- Records to process
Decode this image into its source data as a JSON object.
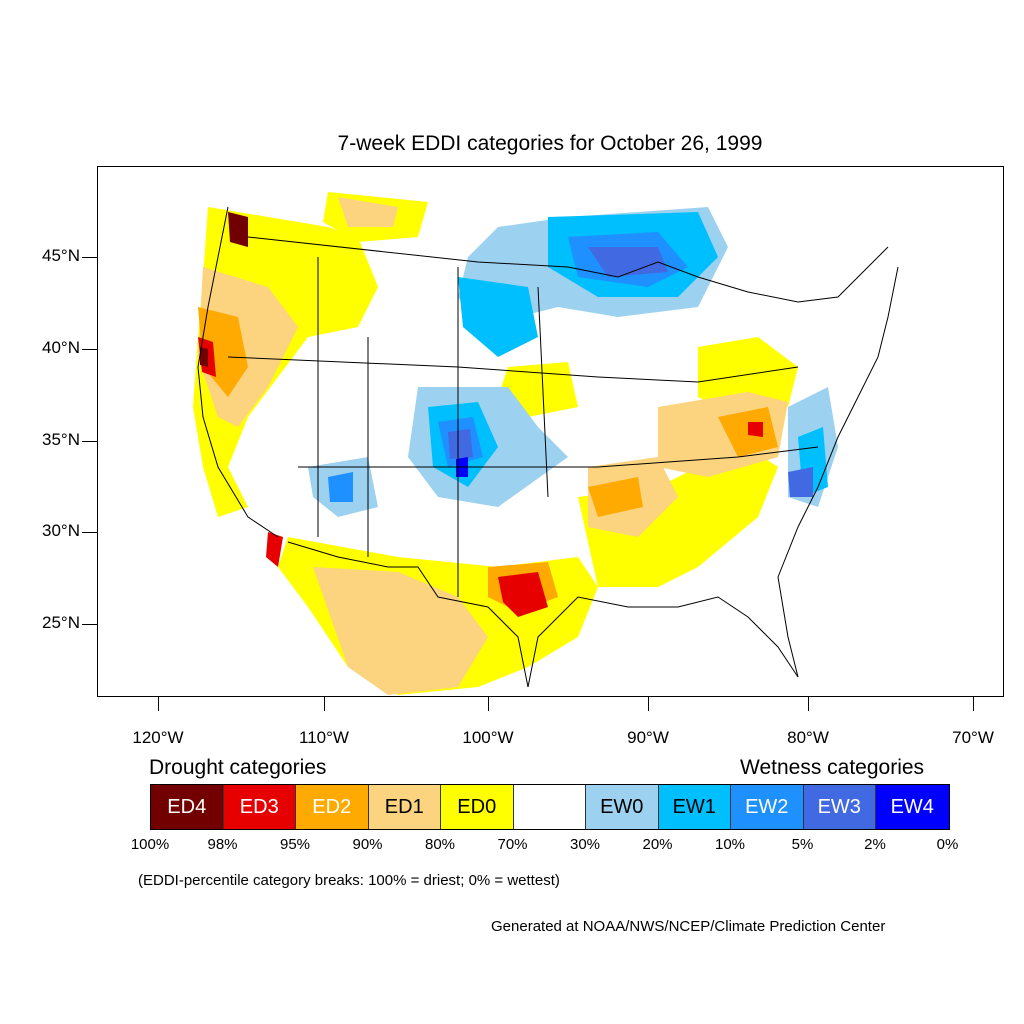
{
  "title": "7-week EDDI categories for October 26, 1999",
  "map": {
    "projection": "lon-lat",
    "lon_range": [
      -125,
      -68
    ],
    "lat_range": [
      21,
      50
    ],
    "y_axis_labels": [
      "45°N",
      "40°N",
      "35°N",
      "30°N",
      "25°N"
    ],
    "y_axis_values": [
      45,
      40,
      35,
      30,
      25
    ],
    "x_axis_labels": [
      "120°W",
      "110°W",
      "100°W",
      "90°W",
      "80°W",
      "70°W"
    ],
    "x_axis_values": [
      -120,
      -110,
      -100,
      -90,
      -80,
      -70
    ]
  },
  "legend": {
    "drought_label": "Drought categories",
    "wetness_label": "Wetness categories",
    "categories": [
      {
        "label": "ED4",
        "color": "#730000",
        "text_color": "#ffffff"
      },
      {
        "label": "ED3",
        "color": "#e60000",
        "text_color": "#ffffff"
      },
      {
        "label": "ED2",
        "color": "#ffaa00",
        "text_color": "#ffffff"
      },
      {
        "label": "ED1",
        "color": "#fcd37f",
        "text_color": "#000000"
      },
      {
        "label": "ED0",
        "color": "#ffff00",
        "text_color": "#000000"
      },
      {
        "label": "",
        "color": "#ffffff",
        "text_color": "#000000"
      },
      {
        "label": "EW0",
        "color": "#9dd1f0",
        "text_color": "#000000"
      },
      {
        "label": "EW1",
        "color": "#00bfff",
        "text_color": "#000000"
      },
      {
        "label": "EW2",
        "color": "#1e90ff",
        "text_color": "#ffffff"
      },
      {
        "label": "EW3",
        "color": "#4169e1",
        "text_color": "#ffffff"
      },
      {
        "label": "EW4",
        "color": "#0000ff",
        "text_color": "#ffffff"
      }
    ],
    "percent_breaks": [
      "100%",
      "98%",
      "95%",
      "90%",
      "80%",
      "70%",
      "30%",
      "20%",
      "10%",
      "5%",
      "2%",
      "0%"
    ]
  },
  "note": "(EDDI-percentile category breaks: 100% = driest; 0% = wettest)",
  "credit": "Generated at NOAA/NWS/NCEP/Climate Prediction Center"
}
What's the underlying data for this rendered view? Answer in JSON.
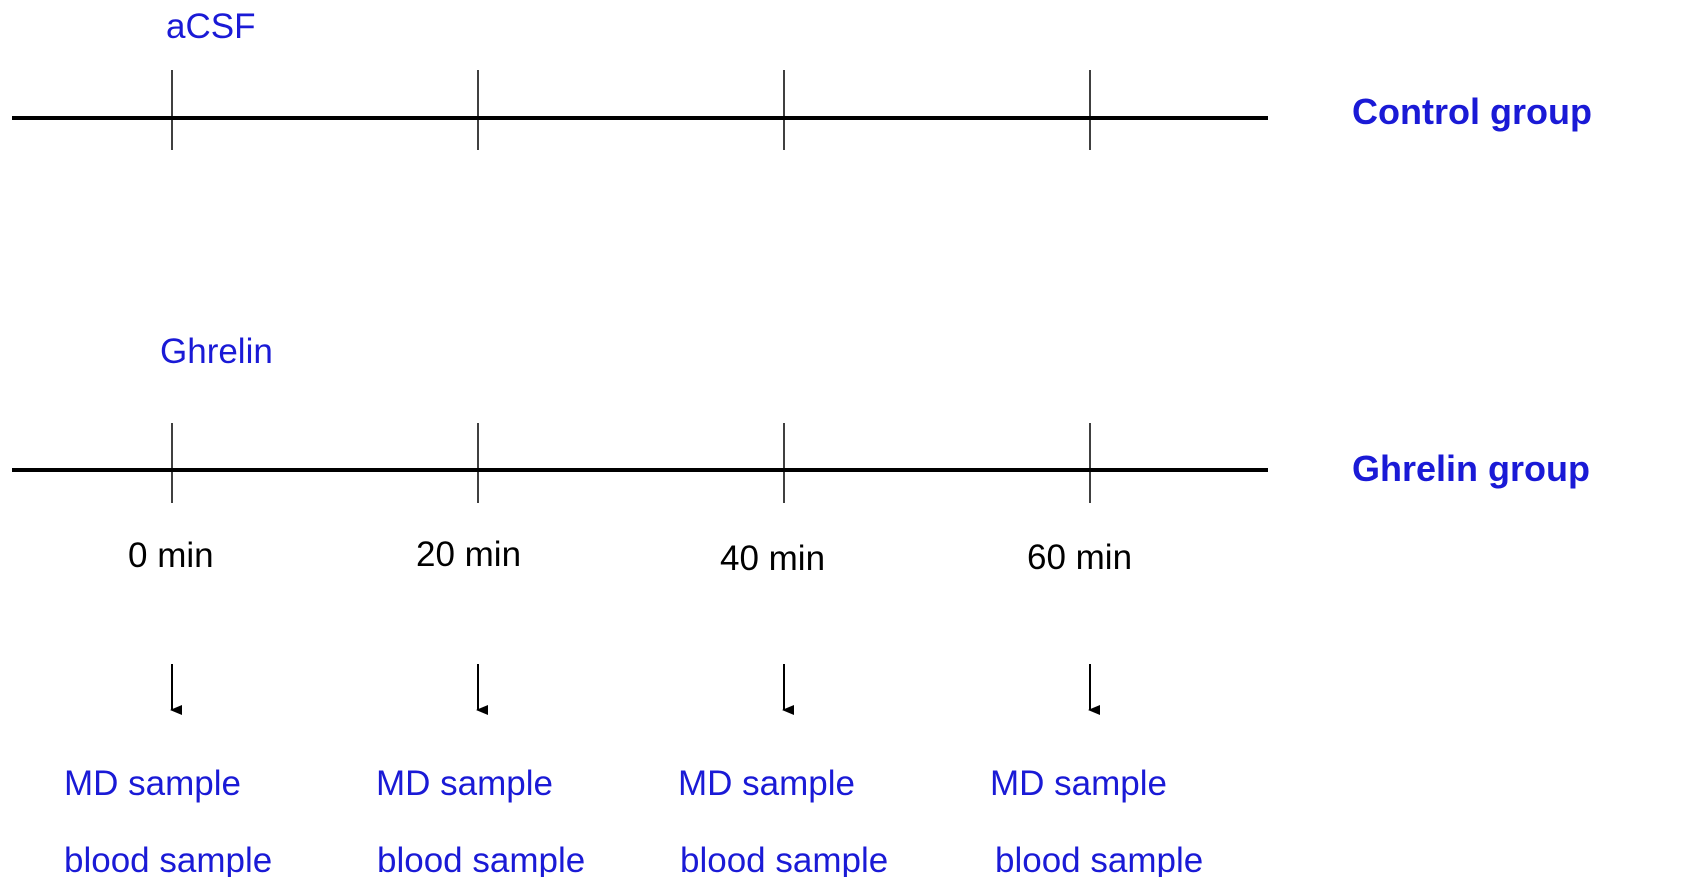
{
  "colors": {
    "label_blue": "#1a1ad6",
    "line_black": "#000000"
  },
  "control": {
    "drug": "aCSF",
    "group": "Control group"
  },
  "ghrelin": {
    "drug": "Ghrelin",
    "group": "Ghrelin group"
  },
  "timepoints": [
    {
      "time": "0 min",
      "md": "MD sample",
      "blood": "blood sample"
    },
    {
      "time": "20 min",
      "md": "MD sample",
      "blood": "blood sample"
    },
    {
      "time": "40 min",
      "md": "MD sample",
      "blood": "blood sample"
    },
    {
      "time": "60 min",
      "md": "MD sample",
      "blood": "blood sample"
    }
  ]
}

- Problem description
Output the entries above exactly. Drop the pictures.

- Result below
Decode this image into its source data as a JSON object.
{
  "title": "7-week EDDI categories for October 26, 1999",
  "map": {
    "projection": "lon-lat",
    "lon_range": [
      -125,
      -68
    ],
    "lat_range": [
      21,
      50
    ],
    "y_axis_labels": [
      "45°N",
      "40°N",
      "35°N",
      "30°N",
      "25°N"
    ],
    "y_axis_values": [
      45,
      40,
      35,
      30,
      25
    ],
    "x_axis_labels": [
      "120°W",
      "110°W",
      "100°W",
      "90°W",
      "80°W",
      "70°W"
    ],
    "x_axis_values": [
      -120,
      -110,
      -100,
      -90,
      -80,
      -70
    ]
  },
  "legend": {
    "drought_label": "Drought categories",
    "wetness_label": "Wetness categories",
    "categories": [
      {
        "label": "ED4",
        "color": "#730000",
        "text_color": "#ffffff"
      },
      {
        "label": "ED3",
        "color": "#e60000",
        "text_color": "#ffffff"
      },
      {
        "label": "ED2",
        "color": "#ffaa00",
        "text_color": "#ffffff"
      },
      {
        "label": "ED1",
        "color": "#fcd37f",
        "text_color": "#000000"
      },
      {
        "label": "ED0",
        "color": "#ffff00",
        "text_color": "#000000"
      },
      {
        "label": "",
        "color": "#ffffff",
        "text_color": "#000000"
      },
      {
        "label": "EW0",
        "color": "#9dd1f0",
        "text_color": "#000000"
      },
      {
        "label": "EW1",
        "color": "#00bfff",
        "text_color": "#000000"
      },
      {
        "label": "EW2",
        "color": "#1e90ff",
        "text_color": "#ffffff"
      },
      {
        "label": "EW3",
        "color": "#4169e1",
        "text_color": "#ffffff"
      },
      {
        "label": "EW4",
        "color": "#0000ff",
        "text_color": "#ffffff"
      }
    ],
    "percent_breaks": [
      "100%",
      "98%",
      "95%",
      "90%",
      "80%",
      "70%",
      "30%",
      "20%",
      "10%",
      "5%",
      "2%",
      "0%"
    ]
  },
  "note": "(EDDI-percentile category breaks: 100% = driest; 0% = wettest)",
  "credit": "Generated at NOAA/NWS/NCEP/Climate Prediction Center"
}
What's the underlying data for this rendered view? Answer in JSON.
{
  "colors": {
    "label_blue": "#1a1ad6",
    "line_black": "#000000"
  },
  "control": {
    "drug": "aCSF",
    "group": "Control group"
  },
  "ghrelin": {
    "drug": "Ghrelin",
    "group": "Ghrelin group"
  },
  "timepoints": [
    {
      "time": "0 min",
      "md": "MD sample",
      "blood": "blood sample"
    },
    {
      "time": "20 min",
      "md": "MD sample",
      "blood": "blood sample"
    },
    {
      "time": "40 min",
      "md": "MD sample",
      "blood": "blood sample"
    },
    {
      "time": "60 min",
      "md": "MD sample",
      "blood": "blood sample"
    }
  ]
}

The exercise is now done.